Beggars can’t be choosers. West Ham are in the bottom three for a reason: They are not very good.

Some of the metropolitan snootiness which greeted David Moyes’ appointment to replace Slaven Bilic has conveniently overlooked the Hammers’ predicament. After sailing close to the wind last season, the prospect of 25,000 crowds rattling around inside the London Stadium when Burton or Barnsley visit Stratford on a Tuesday night in the Championship is still very real.

Moyes may not be the Hollywood solution to that nightmare scenario, but who did you think West Ham were going to get if Super Slav walked the plank – Carlo Ancelotti? Roberto Mancini? The Dalai Lama?

Come off it, amigos. When the Premier League table reads like a threatening letter, you have to pay the ransom.

Moyes floundered at Manchester United, but whoever took over from the Gorbals growler was always going to be on a hiding to nothing. His biggest mistake at Old Trafford was to dispose of Sir Alex Ferguson’s backroom staff where continuity might have served him better.

We can write off Moyes’ ill-starred stopover in Spain, where he was the squarest peg in the roundest hole at Real Sociedad.

And as for Sunderland, not just a basket case but a whole wicker factory, he was the latest in a long sequence of prominent managers – Martin O’Neill, Steve Bruce, Paolo Di Canio, Gus Poyet and Dick Advocaat among them – to struggle in the quicksands.
=======
Instruction A: Rewrite the part of the West Ham column starting at "Beggars can’t be" and ending at "The Dalai Lama?", with "London Stadium" changed to "Olympic Stadium".
Instruction B: Finish out the next part of the column on West Ham hiring David Moyes, picking up after its final sentence.

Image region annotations
=======
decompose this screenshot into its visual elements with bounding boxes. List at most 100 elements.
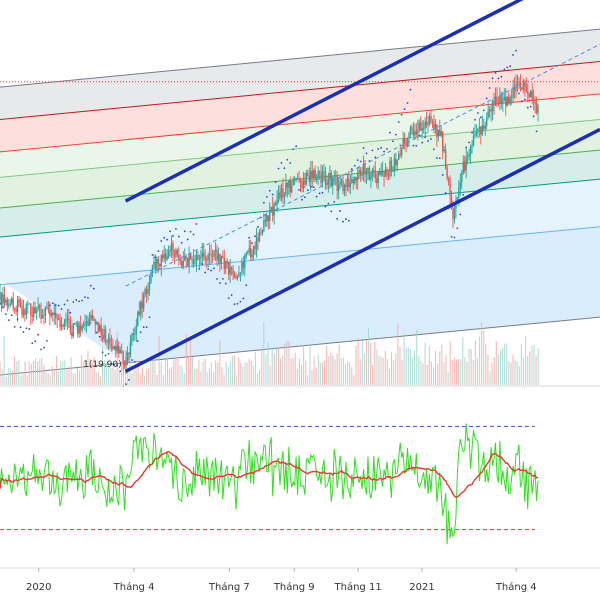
sar-dot (456, 227, 459, 230)
sar-dot (474, 118, 476, 121)
volume-bar (296, 368, 298, 385)
candle-body (213, 251, 215, 257)
candle-body (211, 255, 214, 257)
volume-bar (458, 359, 460, 385)
candle-body (40, 308, 42, 319)
sar-dot (37, 333, 40, 336)
candle-body (308, 175, 311, 182)
candle-body (367, 167, 369, 171)
candle-body (527, 91, 529, 94)
sar-dot (0, 302, 1, 305)
candle-body (437, 129, 440, 137)
candle-body (2, 294, 4, 305)
sar-dot (342, 220, 344, 223)
volume-bar (357, 337, 359, 385)
candle-body (440, 131, 442, 136)
candle-body (59, 319, 61, 328)
candle-body (299, 179, 302, 183)
candle-body (138, 311, 140, 315)
volume-bar (236, 375, 238, 385)
sar-dot (16, 318, 19, 321)
candle-body (142, 295, 145, 309)
candle-body (289, 180, 291, 193)
volume-bar (87, 350, 89, 385)
volume-bar (455, 359, 458, 385)
candle-body (44, 307, 47, 316)
candle-body (420, 122, 422, 131)
candle-body (85, 321, 88, 324)
volume-bar (391, 351, 393, 385)
candle-body (337, 184, 340, 191)
volume-bar (533, 344, 535, 385)
osc-value-line (0, 423, 539, 545)
candle-body (47, 307, 50, 310)
sar-dot (172, 235, 174, 237)
candle-body (115, 346, 117, 351)
sar-dot (515, 49, 517, 52)
candle-body (144, 288, 146, 296)
candle-body (245, 253, 247, 256)
candle-body (94, 319, 96, 325)
candle-body (120, 350, 123, 352)
candle-body (172, 243, 174, 256)
candle-body (393, 158, 396, 171)
candle-body (431, 120, 434, 123)
candle-body (475, 132, 478, 135)
volume-bar (252, 365, 254, 385)
sar-dot (482, 109, 485, 112)
volume-bar (489, 371, 491, 385)
volume-bar (328, 356, 330, 385)
volume-bar (466, 361, 468, 385)
volume-bar (378, 355, 380, 385)
sar-dot (427, 140, 429, 142)
sar-dot (327, 202, 330, 205)
candle-body (502, 100, 504, 104)
volume-bar (78, 370, 81, 385)
sar-dot (98, 335, 101, 338)
volume-bar (516, 361, 518, 385)
candle-body (358, 170, 360, 174)
volume-bar (359, 359, 361, 385)
candle-body (384, 169, 387, 177)
volume-bar (259, 369, 261, 385)
sar-dot (7, 319, 10, 322)
volume-bar (89, 358, 91, 385)
volume-bar (112, 367, 114, 385)
sar-dot (251, 242, 254, 245)
candle-body (293, 178, 296, 180)
candle-body (349, 183, 352, 188)
candle-body (359, 170, 362, 176)
candle-body (339, 181, 341, 185)
candle-body (400, 148, 403, 155)
candle-body (395, 158, 397, 166)
volume-bar (468, 348, 470, 385)
candle-body (192, 259, 195, 264)
volume-bar (271, 347, 273, 385)
volume-bar (518, 366, 520, 385)
sar-dot (330, 210, 333, 213)
candle-body (399, 154, 401, 155)
candle-body (368, 167, 371, 180)
sar-dot (72, 301, 75, 303)
volume-bar (487, 354, 489, 385)
candle-body (387, 175, 390, 177)
candle-body (298, 178, 300, 180)
candle-body (87, 321, 89, 326)
sar-dot (488, 87, 491, 89)
sar-dot (465, 146, 468, 149)
sar-dot (391, 140, 394, 143)
candle-body (145, 288, 148, 294)
candle-body (296, 178, 299, 180)
sar-dot (394, 133, 397, 136)
volume-bar (340, 358, 342, 385)
sar-dot (201, 263, 204, 265)
volume-bar (76, 367, 78, 385)
candle-body (279, 192, 281, 198)
volume-bar (240, 362, 242, 385)
volume-bar (171, 367, 173, 385)
candle-body (324, 171, 327, 185)
volume-bar (49, 375, 51, 385)
candle-body (340, 180, 343, 182)
candle-body (68, 318, 70, 320)
volume-bar (263, 321, 265, 385)
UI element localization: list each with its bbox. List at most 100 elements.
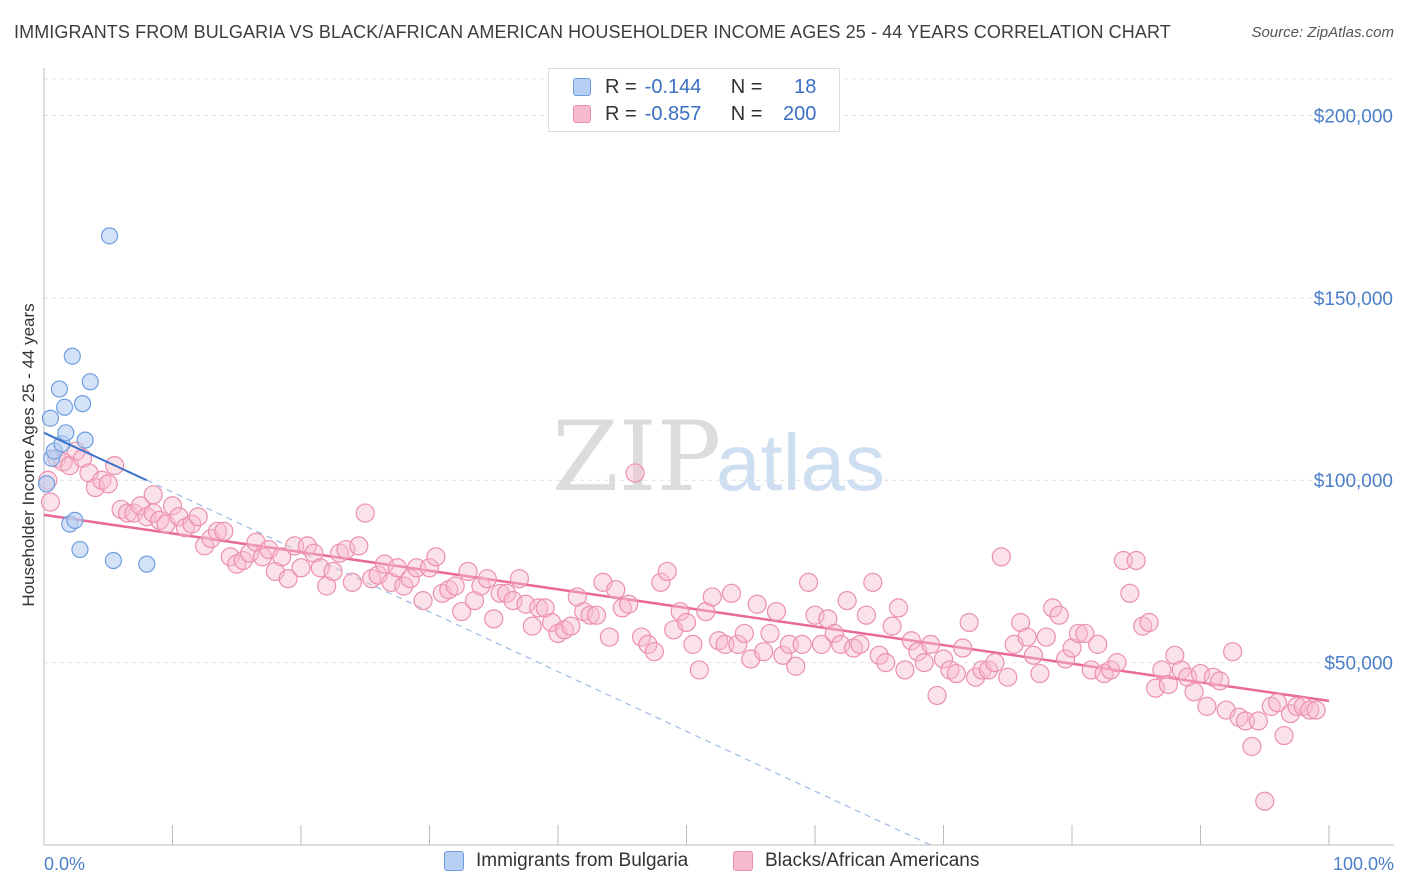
data-point-blacks xyxy=(342,572,362,592)
data-point-blacks xyxy=(1203,667,1223,687)
data-point-blacks xyxy=(1094,663,1114,684)
data-point-blacks xyxy=(1210,671,1230,691)
data-point-blacks xyxy=(336,539,356,560)
data-point-bulgaria xyxy=(37,475,56,493)
data-point-blacks xyxy=(362,569,382,589)
x-tick-label: 100.0% xyxy=(1333,854,1394,874)
y-tick-label: $200,000 xyxy=(1314,106,1393,127)
data-point-blacks xyxy=(419,558,440,578)
data-point-blacks xyxy=(439,580,459,600)
data-point-blacks xyxy=(811,634,832,654)
series-immigrants-from-bulgaria xyxy=(37,227,156,573)
data-point-blacks xyxy=(554,620,575,640)
data-point-blacks xyxy=(586,605,607,625)
chart-title: IMMIGRANTS FROM BULGARIA VS BLACK/AFRICA… xyxy=(14,22,1171,42)
data-point-blacks xyxy=(1223,642,1243,662)
data-point-blacks xyxy=(1274,725,1294,746)
legend-swatch-blacks xyxy=(733,851,753,871)
legend-n-value-bulgaria: 18 xyxy=(794,75,817,98)
data-point-blacks xyxy=(985,653,1005,673)
data-point-blacks xyxy=(978,660,999,680)
legend-r-value-bulgaria: -0.144 xyxy=(644,75,702,98)
data-point-blacks xyxy=(856,605,877,625)
legend-swatch-bulgaria xyxy=(573,78,591,96)
legend-n-label: N = xyxy=(730,75,763,98)
legend-n-value-blacks: 200 xyxy=(783,102,817,125)
legend-swatch-blacks xyxy=(573,105,591,123)
data-point-blacks xyxy=(413,591,433,611)
data-point-bulgaria xyxy=(76,431,94,449)
data-point-blacks xyxy=(297,536,318,556)
data-point-blacks xyxy=(1017,627,1037,647)
data-point-blacks xyxy=(220,547,240,567)
data-point-blacks xyxy=(1023,645,1044,665)
x-tick-label: 0.0% xyxy=(44,854,85,874)
data-point-blacks xyxy=(1190,663,1211,684)
data-point-blacks xyxy=(1145,678,1166,698)
data-point-blacks xyxy=(747,594,767,614)
data-point-blacks xyxy=(1158,674,1178,695)
data-point-blacks xyxy=(329,543,350,563)
legend-r-value-blacks: -0.857 xyxy=(644,102,702,125)
data-point-blacks xyxy=(195,536,215,556)
data-point-blacks xyxy=(98,474,118,494)
data-point-blacks xyxy=(137,507,157,527)
data-point-blacks xyxy=(143,485,163,505)
data-point-blacks xyxy=(1030,663,1050,684)
data-point-blacks xyxy=(1261,696,1281,716)
data-point-blacks xyxy=(786,656,806,676)
data-point-blacks xyxy=(888,598,909,618)
data-point-blacks xyxy=(798,572,819,592)
data-point-blacks xyxy=(1300,700,1320,720)
data-point-blacks xyxy=(940,660,960,680)
data-point-blacks xyxy=(869,645,889,665)
data-point-blacks xyxy=(619,594,639,614)
data-point-blacks xyxy=(124,503,144,523)
trend-line-blacks xyxy=(43,513,1330,703)
legend-label-bulgaria: Immigrants from Bulgaria xyxy=(476,850,689,871)
data-point-blacks xyxy=(291,558,311,578)
data-point-blacks xyxy=(946,663,966,684)
data-point-blacks xyxy=(1075,623,1095,644)
data-point-bulgaria xyxy=(73,395,92,413)
data-point-blacks xyxy=(702,587,722,607)
data-point-blacks xyxy=(175,518,195,538)
data-point-blacks xyxy=(670,601,690,622)
data-point-blacks xyxy=(959,612,979,633)
legend-item-bulgaria: Immigrants from Bulgaria xyxy=(444,850,688,872)
y-tick-label: $100,000 xyxy=(1314,471,1393,492)
data-point-blacks xyxy=(1197,696,1217,716)
data-point-blacks xyxy=(150,510,170,530)
y-tick-labels: $50,000 $100,000 $150,000 $200,000 xyxy=(1314,106,1393,674)
data-point-blacks xyxy=(991,547,1011,567)
data-point-blacks xyxy=(921,634,941,654)
data-point-bulgaria xyxy=(50,380,69,398)
data-point-blacks xyxy=(1184,682,1204,702)
legend-item-blacks: Blacks/African Americans xyxy=(733,850,979,872)
data-point-blacks xyxy=(606,580,626,600)
data-point-blacks xyxy=(1107,653,1127,673)
data-point-bulgaria xyxy=(81,373,99,391)
data-point-blacks xyxy=(773,645,793,665)
data-point-blacks xyxy=(882,616,902,636)
watermark-atlas: atlas xyxy=(716,418,885,507)
data-point-blacks xyxy=(240,543,260,563)
data-point-blacks xyxy=(1267,693,1288,713)
data-point-blacks xyxy=(1120,583,1140,603)
data-point-blacks xyxy=(728,634,748,654)
data-point-blacks xyxy=(792,634,812,654)
data-point-blacks xyxy=(1248,711,1268,731)
data-point-blacks xyxy=(1139,612,1159,633)
data-point-blacks xyxy=(689,660,709,680)
data-point-blacks xyxy=(445,576,465,596)
data-point-blacks xyxy=(760,623,780,644)
data-point-blacks xyxy=(599,627,620,647)
data-point-blacks xyxy=(497,583,517,603)
data-point-blacks xyxy=(580,605,600,625)
data-point-bulgaria xyxy=(55,398,74,416)
data-point-blacks xyxy=(516,594,536,614)
x-tick-labels: 0.0% 100.0% xyxy=(44,854,1394,874)
data-point-blacks xyxy=(927,685,947,706)
data-point-blacks xyxy=(766,601,787,622)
=======
Written reply A:
Beggars can’t be choosers. West Ham are in the bottom three for a reason: They are not very good.

Some of the metropolitan snootiness which greeted David Moyes’ appointment to replace Slaven Bilic has conveniently overlooked the Hammers’ predicament. After sailing close to the wind last season, the prospect of 25,000 crowds rattling around inside the Olympic Stadium when Burton or Barnsley visit Stratford on a Tuesday night in the Championship is still very real.

Moyes may not be the Hollywood solution to that nightmare scenario, but who did you think West Ham were going to get if Super Slav walked the plank – Carlo Ancelotti? Roberto Mancini? The Dalai Lama?

Written reply B:
Moyes made a rod for his own back at the Stadium of Light by admitting, two games into last season, that they were destined for a relegation battle, and his pessimism became a self-fulfilling prophecy. Notably, on the day he slipped into the cockpit at Rush Green, he was making only positive noises about his task.

But for 11 years Moyes did a decent job at Everton, taking them into the Champions League qualifiers in 2005 on a modest budget.

Do we discount a decade of competence completely because the last four years haven’t gone according to plan?

Whatever happens over the next six months, Moyes should be under no obligation to serve up football from archives of the ‘West Ham way’ – whatever that means.

He inherits a squad in the bottom three. His only prerogative – at the expense of all else – should be to finish the season at least one place higher.

For what it’s worth, the last time I watched West Ham in the flesh – against Swansea – they looked short of a gallop (not fit enough) and unsure whether Andy Carroll was a target man or a luxury they couldn’t afford.

When Everton were at their most obdurate under Moyes, they often brought as much muscle to the party as finesse, but Tim Cahill, Ayegbeni Yakubu and Marouane Fellaini all served him well.

Thankfully, it is unlikely he will fall into the trap of trying to put the band back together in January for a reunion tour.

Moyes’ best bet will be to channel the Hammers’ good intentions through Manuel Lanzini, their most creative player, and show more faith in Javier Hernandez than he did at Manchester United, where Chicharito started only six Premier League games in 2013-14, the season where Moyes took the Red Devils from champions to seventh.

Despite his lukewarm reception among East enders, few of us in the Fourth Estate have axes to grind with Moyes. Good luck to the fellow.

But without being mischievous, have the Two Daves and Her Ladyship missed a trick?

If Premier League survival is paramount, and the flowery stuff can follow later, there was a manager out there who has delivered on that manifesto with half a dozen clubs already.

Now we’ll never know if Big Sam 2.0 would have saved West Ham.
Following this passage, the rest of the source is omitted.